▶ [Given data]
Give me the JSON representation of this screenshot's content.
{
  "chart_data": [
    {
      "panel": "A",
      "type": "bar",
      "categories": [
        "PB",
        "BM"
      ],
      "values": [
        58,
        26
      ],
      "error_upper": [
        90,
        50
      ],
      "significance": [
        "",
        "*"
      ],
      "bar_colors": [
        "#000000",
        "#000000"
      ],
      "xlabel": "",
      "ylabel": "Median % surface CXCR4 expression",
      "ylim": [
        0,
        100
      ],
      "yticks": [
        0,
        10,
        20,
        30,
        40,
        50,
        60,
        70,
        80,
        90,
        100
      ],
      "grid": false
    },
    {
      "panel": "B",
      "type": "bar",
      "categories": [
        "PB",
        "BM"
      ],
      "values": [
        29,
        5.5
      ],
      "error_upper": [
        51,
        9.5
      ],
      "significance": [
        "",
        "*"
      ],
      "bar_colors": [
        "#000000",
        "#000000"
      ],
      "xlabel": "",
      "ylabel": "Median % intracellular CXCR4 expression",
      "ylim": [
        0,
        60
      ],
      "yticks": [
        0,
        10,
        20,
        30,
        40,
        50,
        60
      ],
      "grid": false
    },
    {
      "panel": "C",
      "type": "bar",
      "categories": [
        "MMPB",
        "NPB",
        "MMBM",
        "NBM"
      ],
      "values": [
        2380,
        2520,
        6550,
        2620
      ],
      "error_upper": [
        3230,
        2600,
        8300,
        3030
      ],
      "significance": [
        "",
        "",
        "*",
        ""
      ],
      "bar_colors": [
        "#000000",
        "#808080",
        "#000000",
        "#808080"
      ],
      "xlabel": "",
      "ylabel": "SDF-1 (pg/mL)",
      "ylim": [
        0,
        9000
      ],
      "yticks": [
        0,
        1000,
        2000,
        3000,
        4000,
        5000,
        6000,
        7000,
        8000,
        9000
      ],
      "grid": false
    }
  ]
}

▶ [Task instructions] Every line of the records above needs to be given again exactly.

▶ [Result for this task]
Give me the JSON representation of this screenshot's content.
{
  "chart_data": [
    {
      "panel": "A",
      "type": "bar",
      "categories": [
        "PB",
        "BM"
      ],
      "values": [
        58,
        26
      ],
      "error_upper": [
        90,
        50
      ],
      "significance": [
        "",
        "*"
      ],
      "bar_colors": [
        "#000000",
        "#000000"
      ],
      "xlabel": "",
      "ylabel": "Median % surface CXCR4 expression",
      "ylim": [
        0,
        100
      ],
      "yticks": [
        0,
        10,
        20,
        30,
        40,
        50,
        60,
        70,
        80,
        90,
        100
      ],
      "grid": false
    },
    {
      "panel": "B",
      "type": "bar",
      "categories": [
        "PB",
        "BM"
      ],
      "values": [
        29,
        5.5
      ],
      "error_upper": [
        51,
        9.5
      ],
      "significance": [
        "",
        "*"
      ],
      "bar_colors": [
        "#000000",
        "#000000"
      ],
      "xlabel": "",
      "ylabel": "Median % intracellular CXCR4 expression",
      "ylim": [
        0,
        60
      ],
      "yticks": [
        0,
        10,
        20,
        30,
        40,
        50,
        60
      ],
      "grid": false
    },
    {
      "panel": "C",
      "type": "bar",
      "categories": [
        "MMPB",
        "NPB",
        "MMBM",
        "NBM"
      ],
      "values": [
        2380,
        2520,
        6550,
        2620
      ],
      "error_upper": [
        3230,
        2600,
        8300,
        3030
      ],
      "significance": [
        "",
        "",
        "*",
        ""
      ],
      "bar_colors": [
        "#000000",
        "#808080",
        "#000000",
        "#808080"
      ],
      "xlabel": "",
      "ylabel": "SDF-1 (pg/mL)",
      "ylim": [
        0,
        9000
      ],
      "yticks": [
        0,
        1000,
        2000,
        3000,
        4000,
        5000,
        6000,
        7000,
        8000,
        9000
      ],
      "grid": false
    }
  ]
}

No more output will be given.